Your task: Copy the data that follows exactly. Include no pictures.

++++ Input

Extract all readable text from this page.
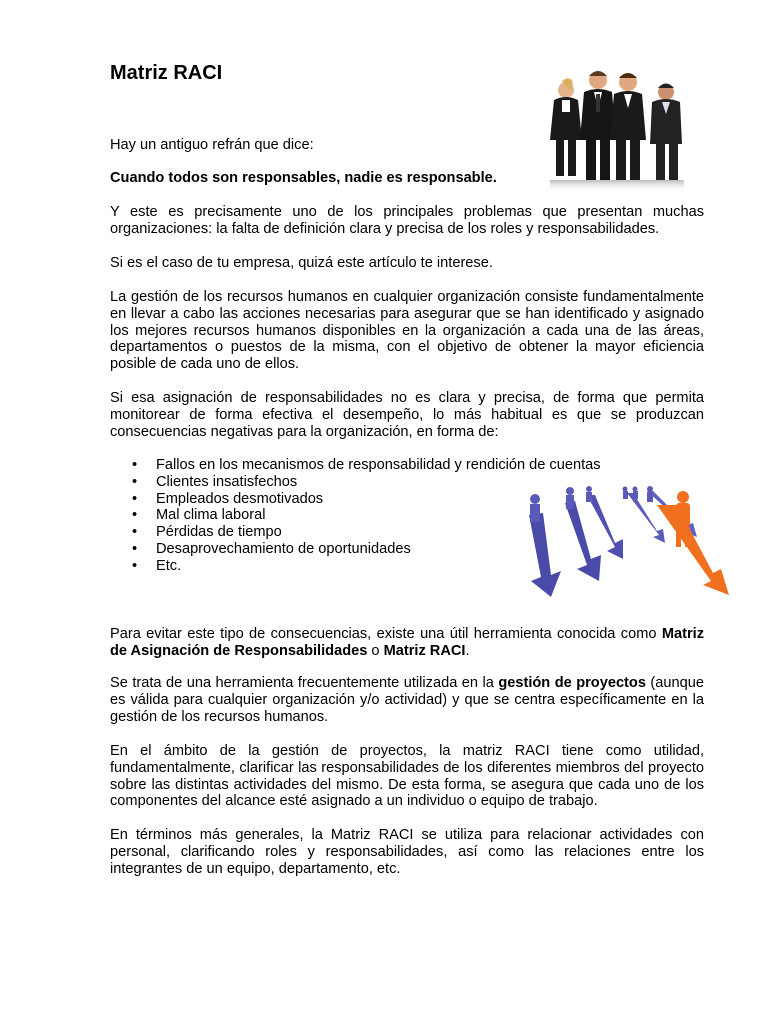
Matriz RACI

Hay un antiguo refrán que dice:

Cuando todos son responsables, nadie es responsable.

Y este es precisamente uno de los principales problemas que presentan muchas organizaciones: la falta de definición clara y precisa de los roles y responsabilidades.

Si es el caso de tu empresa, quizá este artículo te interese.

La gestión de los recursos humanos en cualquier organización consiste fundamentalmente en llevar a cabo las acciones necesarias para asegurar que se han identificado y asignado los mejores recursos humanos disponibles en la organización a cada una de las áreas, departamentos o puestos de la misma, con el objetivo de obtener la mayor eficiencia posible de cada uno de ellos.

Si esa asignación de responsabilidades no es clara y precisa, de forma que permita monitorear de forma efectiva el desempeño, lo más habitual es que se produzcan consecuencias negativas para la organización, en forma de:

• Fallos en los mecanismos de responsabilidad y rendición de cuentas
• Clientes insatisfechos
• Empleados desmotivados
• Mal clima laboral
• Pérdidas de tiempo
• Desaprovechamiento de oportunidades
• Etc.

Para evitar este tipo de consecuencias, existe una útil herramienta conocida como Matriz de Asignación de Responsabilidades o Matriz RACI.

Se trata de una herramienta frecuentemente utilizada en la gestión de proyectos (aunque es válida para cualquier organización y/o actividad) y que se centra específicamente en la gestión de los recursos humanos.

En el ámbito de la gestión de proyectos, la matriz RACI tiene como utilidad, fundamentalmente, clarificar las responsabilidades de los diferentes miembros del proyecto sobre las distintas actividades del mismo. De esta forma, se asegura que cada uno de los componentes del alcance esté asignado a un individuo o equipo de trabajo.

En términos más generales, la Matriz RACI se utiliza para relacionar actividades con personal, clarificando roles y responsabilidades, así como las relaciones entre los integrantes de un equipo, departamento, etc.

++++++++

The result:
Extract all readable text from this page.
Matriz RACI

Hay un antiguo refrán que dice:

Cuando todos son responsables, nadie es responsable.

Y este es precisamente uno de los principales problemas que presentan muchas organizaciones: la falta de definición clara y precisa de los roles y responsabilidades.

Si es el caso de tu empresa, quizá este artículo te interese.

La gestión de los recursos humanos en cualquier organización consiste fundamentalmente en llevar a cabo las acciones necesarias para asegurar que se han identificado y asignado los mejores recursos humanos disponibles en la organización a cada una de las áreas, departamentos o puestos de la misma, con el objetivo de obtener la mayor eficiencia posible de cada uno de ellos.

Si esa asignación de responsabilidades no es clara y precisa, de forma que permita monitorear de forma efectiva el desempeño, lo más habitual es que se produzcan consecuencias negativas para la organización, en forma de:

• Fallos en los mecanismos de responsabilidad y rendición de cuentas
• Clientes insatisfechos
• Empleados desmotivados
• Mal clima laboral
• Pérdidas de tiempo
• Desaprovechamiento de oportunidades
• Etc.

Para evitar este tipo de consecuencias, existe una útil herramienta conocida como Matriz de Asignación de Responsabilidades o Matriz RACI.

Se trata de una herramienta frecuentemente utilizada en la gestión de proyectos (aunque es válida para cualquier organización y/o actividad) y que se centra específicamente en la gestión de los recursos humanos.

En el ámbito de la gestión de proyectos, la matriz RACI tiene como utilidad, fundamentalmente, clarificar las responsabilidades de los diferentes miembros del proyecto sobre las distintas actividades del mismo. De esta forma, se asegura que cada uno de los componentes del alcance esté asignado a un individuo o equipo de trabajo.

En términos más generales, la Matriz RACI se utiliza para relacionar actividades con personal, clarificando roles y responsabilidades, así como las relaciones entre los integrantes de un equipo, departamento, etc.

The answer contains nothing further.